**Exercise:**
From the listing below, count the lines where the string "questions" occurs. Give the number, with no other words.

**Items:**

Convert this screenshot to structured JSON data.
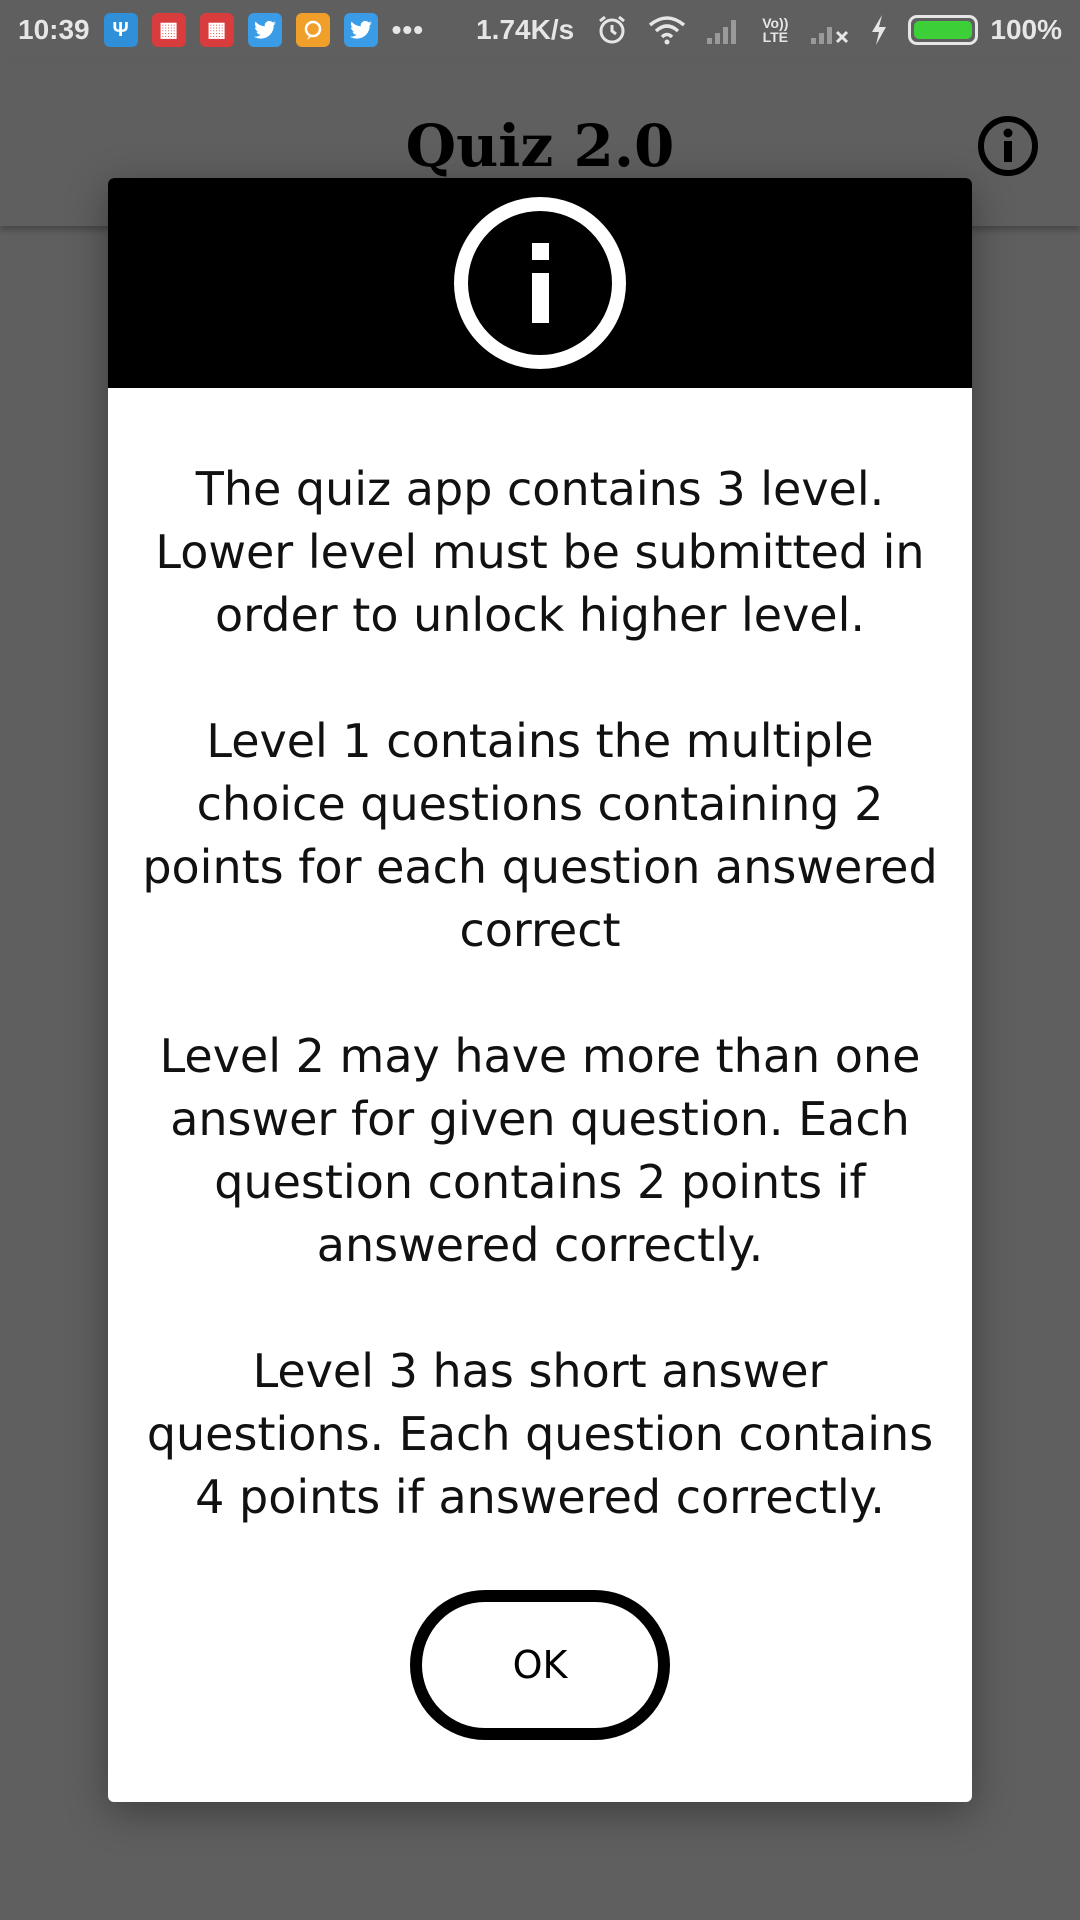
{
  "status_bar": {
    "time": "10:39",
    "more": "•••",
    "speed": "1.74K/s",
    "lte_top": "Vo))",
    "lte_bottom": "LTE",
    "battery_percent": "100%",
    "battery_level": 1.0,
    "battery_color": "#3ccf37",
    "notification_icons": [
      "usb-icon",
      "calendar-icon",
      "calendar-icon",
      "twitter-icon",
      "chat-icon",
      "twitter-icon"
    ]
  },
  "app_bar": {
    "title": "Quiz 2.0"
  },
  "dialog": {
    "header_icon": "info-icon",
    "paragraphs": [
      [
        "The quiz app contains 3 level.",
        "Lower level must be submitted in",
        "order to unlock higher level."
      ],
      [
        "Level 1 contains the multiple",
        "choice questions containing 2",
        "points for each question answered",
        "correct"
      ],
      [
        "Level 2 may have more than one",
        "answer for given question. Each",
        "question contains 2 points if",
        "answered correctly."
      ],
      [
        "Level 3 has short answer",
        "questions. Each question contains",
        "4 points if answered correctly."
      ]
    ],
    "ok_label": "OK"
  },
  "colors": {
    "scrim": "#5f5f5f",
    "dialog_header": "#000000",
    "dialog_body": "#ffffff"
  }
}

**Result:**
2